PROBLEM TO WORK ON.
Reproduce precisely the lines of the material below from the line containing "Output a JSON" up to and including its last line. Pictures must not be copied.

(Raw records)
(begin)
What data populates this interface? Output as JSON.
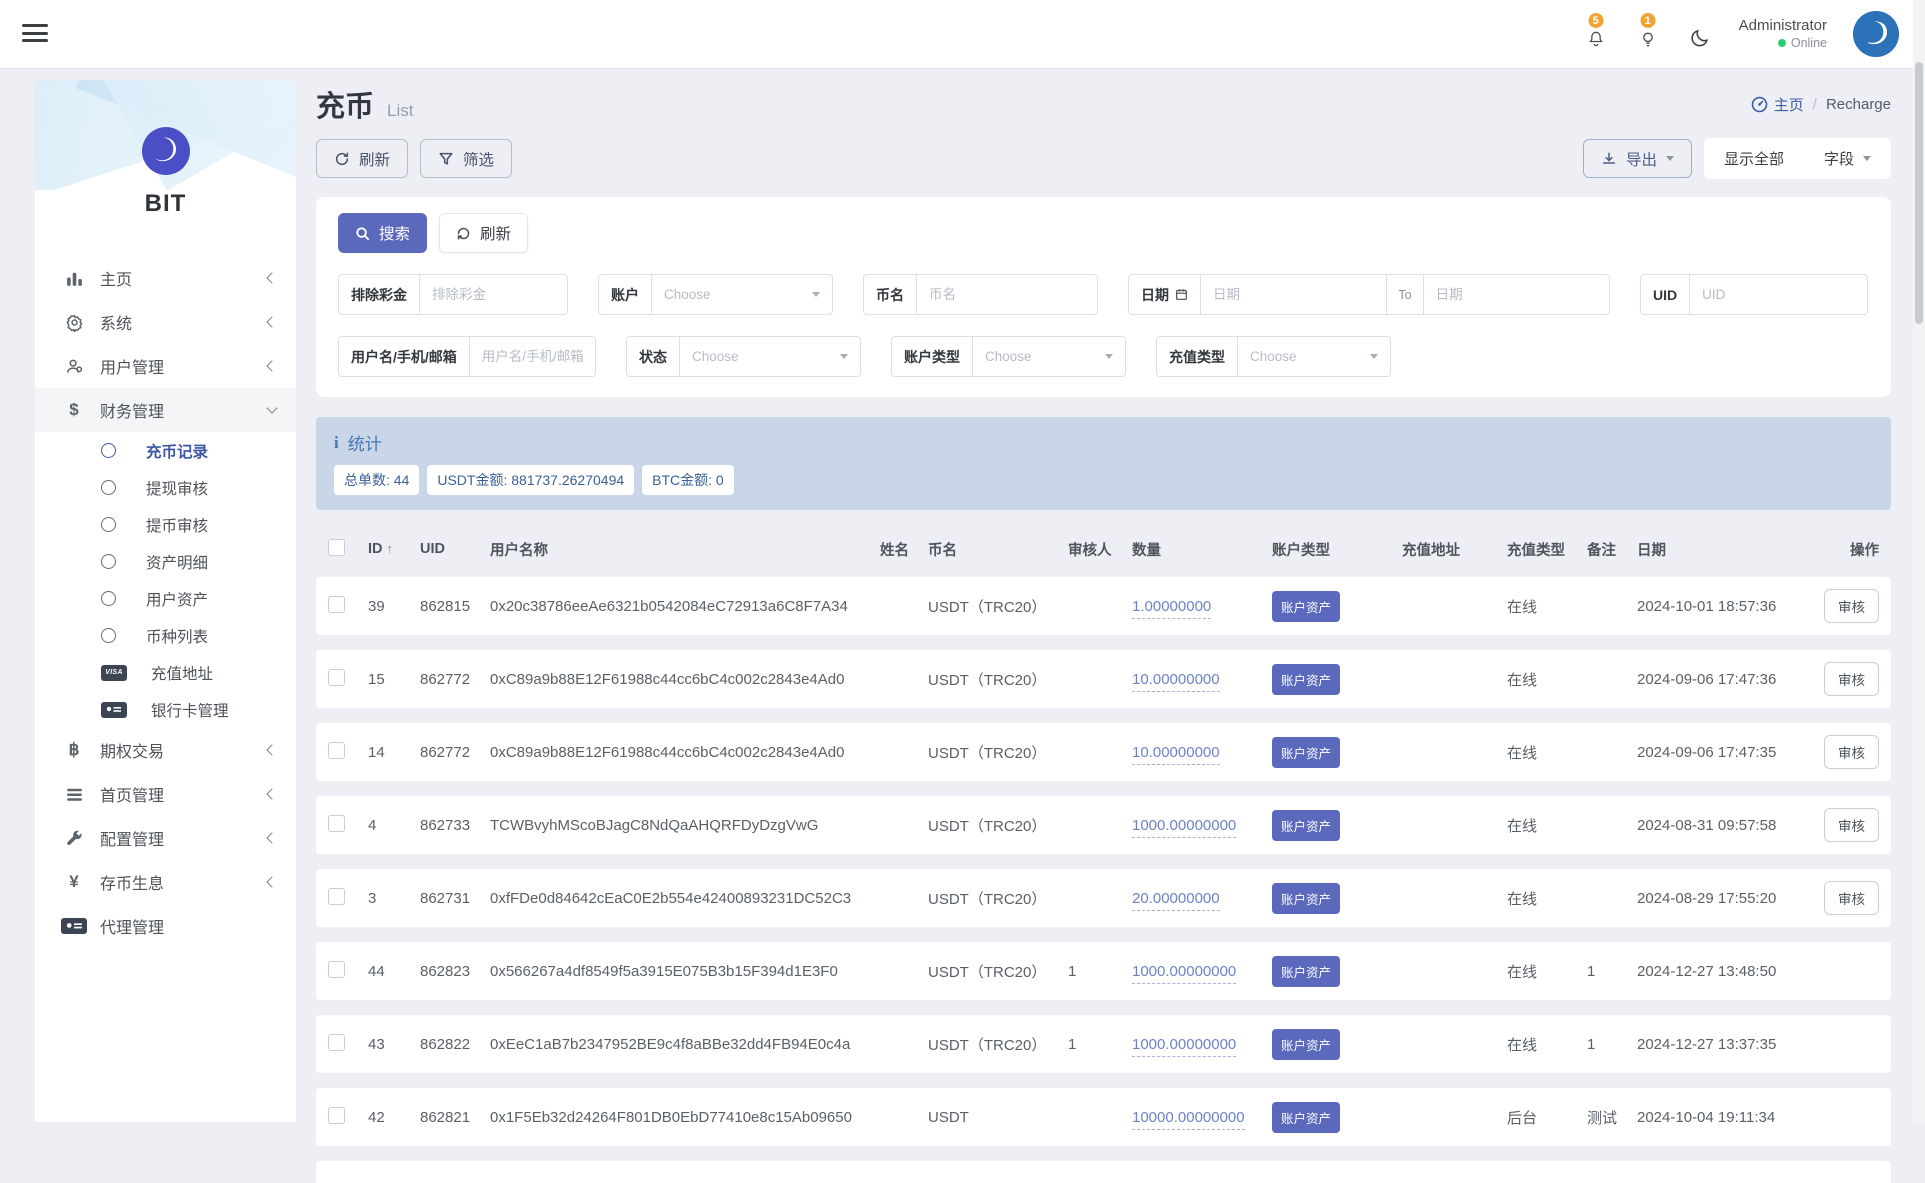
{
  "topbar": {
    "admin_name": "Administrator",
    "online_label": "Online",
    "bell_badge": "5",
    "bulb_badge": "1"
  },
  "sidebar": {
    "logo_text": "BIT",
    "menu": [
      {
        "label": "主页",
        "icon": "bar-chart-icon",
        "type": "parent",
        "chevron": "left"
      },
      {
        "label": "系统",
        "icon": "gear-icon",
        "type": "parent",
        "chevron": "left"
      },
      {
        "label": "用户管理",
        "icon": "users-icon",
        "type": "parent",
        "chevron": "left"
      },
      {
        "label": "财务管理",
        "icon": "dollar-icon",
        "type": "parent",
        "chevron": "down",
        "active": true
      },
      {
        "label": "充币记录",
        "icon": "circle-icon",
        "type": "sub",
        "active": true
      },
      {
        "label": "提现审核",
        "icon": "circle-icon",
        "type": "sub"
      },
      {
        "label": "提币审核",
        "icon": "circle-icon",
        "type": "sub"
      },
      {
        "label": "资产明细",
        "icon": "circle-icon",
        "type": "sub"
      },
      {
        "label": "用户资产",
        "icon": "circle-icon",
        "type": "sub"
      },
      {
        "label": "币种列表",
        "icon": "circle-icon",
        "type": "sub"
      },
      {
        "label": "充值地址",
        "icon": "visa-icon",
        "type": "sub"
      },
      {
        "label": "银行卡管理",
        "icon": "bank-card-icon",
        "type": "sub"
      },
      {
        "label": "期权交易",
        "icon": "bitcoin-icon",
        "type": "parent",
        "chevron": "left"
      },
      {
        "label": "首页管理",
        "icon": "list-icon",
        "type": "parent",
        "chevron": "left"
      },
      {
        "label": "配置管理",
        "icon": "wrench-icon",
        "type": "parent",
        "chevron": "left"
      },
      {
        "label": "存币生息",
        "icon": "yen-icon",
        "type": "parent",
        "chevron": "left"
      },
      {
        "label": "代理管理",
        "icon": "id-card-icon",
        "type": "parent"
      }
    ]
  },
  "page": {
    "title": "充币",
    "subtitle": "List",
    "breadcrumb": {
      "home": "主页",
      "separator": "/",
      "current": "Recharge"
    }
  },
  "toolbar": {
    "refresh": "刷新",
    "filter": "筛选",
    "export": "导出",
    "show_all": "显示全部",
    "fields": "字段"
  },
  "filters": {
    "search_btn": "搜索",
    "reset_btn": "刷新",
    "choose": "Choose",
    "rows": [
      [
        {
          "label": "排除彩金",
          "type": "text",
          "placeholder": "排除彩金"
        },
        {
          "label": "账户",
          "type": "select",
          "value": "Choose"
        },
        {
          "label": "币名",
          "type": "text",
          "placeholder": "币名"
        },
        {
          "label": "日期",
          "type": "daterange",
          "placeholder": "日期",
          "to_label": "To",
          "placeholder2": "日期"
        },
        {
          "label": "UID",
          "type": "text",
          "placeholder": "UID"
        }
      ],
      [
        {
          "label": "用户名/手机/邮箱",
          "type": "text",
          "placeholder": "用户名/手机/邮箱"
        },
        {
          "label": "状态",
          "type": "select",
          "value": "Choose"
        },
        {
          "label": "账户类型",
          "type": "select",
          "value": "Choose"
        },
        {
          "label": "充值类型",
          "type": "select",
          "value": "Choose"
        }
      ]
    ]
  },
  "stats": {
    "title": "统计",
    "pills": [
      "总单数: 44",
      "USDT金额: 881737.26270494",
      "BTC金额: 0"
    ]
  },
  "table": {
    "headers": [
      "ID",
      "UID",
      "用户名称",
      "姓名",
      "币名",
      "审核人",
      "数量",
      "账户类型",
      "充值地址",
      "充值类型",
      "备注",
      "日期",
      "操作"
    ],
    "action_label": "审核",
    "rows": [
      {
        "id": "39",
        "uid": "862815",
        "username": "0x20c38786eeAe6321b0542084eC72913a6C8F7A34",
        "realname": "",
        "coin": "USDT（TRC20）",
        "reviewer": "",
        "amount": "1.00000000",
        "account_type": "账户资产",
        "recharge_address": "",
        "recharge_type": "在线",
        "remark": "",
        "date": "2024-10-01 18:57:36",
        "has_action": true
      },
      {
        "id": "15",
        "uid": "862772",
        "username": "0xC89a9b88E12F61988c44cc6bC4c002c2843e4Ad0",
        "realname": "",
        "coin": "USDT（TRC20）",
        "reviewer": "",
        "amount": "10.00000000",
        "account_type": "账户资产",
        "recharge_address": "",
        "recharge_type": "在线",
        "remark": "",
        "date": "2024-09-06 17:47:36",
        "has_action": true
      },
      {
        "id": "14",
        "uid": "862772",
        "username": "0xC89a9b88E12F61988c44cc6bC4c002c2843e4Ad0",
        "realname": "",
        "coin": "USDT（TRC20）",
        "reviewer": "",
        "amount": "10.00000000",
        "account_type": "账户资产",
        "recharge_address": "",
        "recharge_type": "在线",
        "remark": "",
        "date": "2024-09-06 17:47:35",
        "has_action": true
      },
      {
        "id": "4",
        "uid": "862733",
        "username": "TCWBvyhMScoBJagC8NdQaAHQRFDyDzgVwG",
        "realname": "",
        "coin": "USDT（TRC20）",
        "reviewer": "",
        "amount": "1000.00000000",
        "account_type": "账户资产",
        "recharge_address": "",
        "recharge_type": "在线",
        "remark": "",
        "date": "2024-08-31 09:57:58",
        "has_action": true
      },
      {
        "id": "3",
        "uid": "862731",
        "username": "0xfFDe0d84642cEaC0E2b554e42400893231DC52C3",
        "realname": "",
        "coin": "USDT（TRC20）",
        "reviewer": "",
        "amount": "20.00000000",
        "account_type": "账户资产",
        "recharge_address": "",
        "recharge_type": "在线",
        "remark": "",
        "date": "2024-08-29 17:55:20",
        "has_action": true
      },
      {
        "id": "44",
        "uid": "862823",
        "username": "0x566267a4df8549f5a3915E075B3b15F394d1E3F0",
        "realname": "",
        "coin": "USDT（TRC20）",
        "reviewer": "1",
        "amount": "1000.00000000",
        "account_type": "账户资产",
        "recharge_address": "",
        "recharge_type": "在线",
        "remark": "1",
        "date": "2024-12-27 13:48:50",
        "has_action": false
      },
      {
        "id": "43",
        "uid": "862822",
        "username": "0xEeC1aB7b2347952BE9c4f8aBBe32dd4FB94E0c4a",
        "realname": "",
        "coin": "USDT（TRC20）",
        "reviewer": "1",
        "amount": "1000.00000000",
        "account_type": "账户资产",
        "recharge_address": "",
        "recharge_type": "在线",
        "remark": "1",
        "date": "2024-12-27 13:37:35",
        "has_action": false
      },
      {
        "id": "42",
        "uid": "862821",
        "username": "0x1F5Eb32d24264F801DB0EbD77410e8c15Ab09650",
        "realname": "",
        "coin": "USDT",
        "reviewer": "",
        "amount": "10000.00000000",
        "account_type": "账户资产",
        "recharge_address": "",
        "recharge_type": "后台",
        "remark": "测试",
        "date": "2024-10-04 19:11:34",
        "has_action": false
      }
    ]
  },
  "colors": {
    "primary": "#5b69bd",
    "stats_bg": "#c9d6e8",
    "stats_text": "#3d6195",
    "link_blue": "#3c5da5",
    "amount_blue": "#6e82c8",
    "badge_orange": "#efa434",
    "online_green": "#2ecc71"
  }
}
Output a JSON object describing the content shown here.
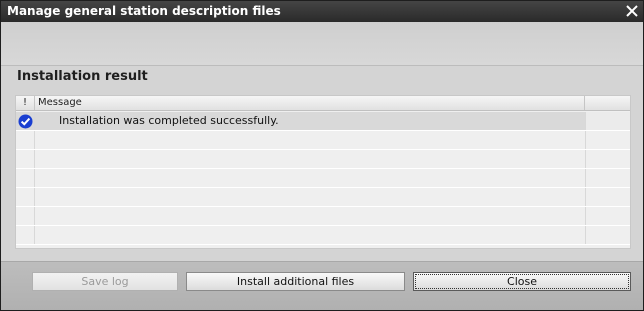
{
  "window": {
    "title": "Manage general station description files"
  },
  "section": {
    "title": "Installation result"
  },
  "table": {
    "headers": [
      "!",
      "Message"
    ],
    "rows": [
      {
        "status_icon": "success-check-icon",
        "message": "Installation was completed successfully."
      },
      {
        "status_icon": "",
        "message": ""
      },
      {
        "status_icon": "",
        "message": ""
      },
      {
        "status_icon": "",
        "message": ""
      },
      {
        "status_icon": "",
        "message": ""
      },
      {
        "status_icon": "",
        "message": ""
      },
      {
        "status_icon": "",
        "message": ""
      }
    ]
  },
  "buttons": {
    "save_log": "Save log",
    "install_additional": "Install additional files",
    "close": "Close"
  },
  "colors": {
    "title_bar": "#2f2f2f",
    "success": "#1a3fd1"
  }
}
(end)
RESPONSE TO THIS EXERCISE.
Output a JSON object describing the content shown here.
{
  "window": {
    "title": "Manage general station description files"
  },
  "section": {
    "title": "Installation result"
  },
  "table": {
    "headers": [
      "!",
      "Message"
    ],
    "rows": [
      {
        "status_icon": "success-check-icon",
        "message": "Installation was completed successfully."
      },
      {
        "status_icon": "",
        "message": ""
      },
      {
        "status_icon": "",
        "message": ""
      },
      {
        "status_icon": "",
        "message": ""
      },
      {
        "status_icon": "",
        "message": ""
      },
      {
        "status_icon": "",
        "message": ""
      },
      {
        "status_icon": "",
        "message": ""
      }
    ]
  },
  "buttons": {
    "save_log": "Save log",
    "install_additional": "Install additional files",
    "close": "Close"
  },
  "colors": {
    "title_bar": "#2f2f2f",
    "success": "#1a3fd1"
  }
}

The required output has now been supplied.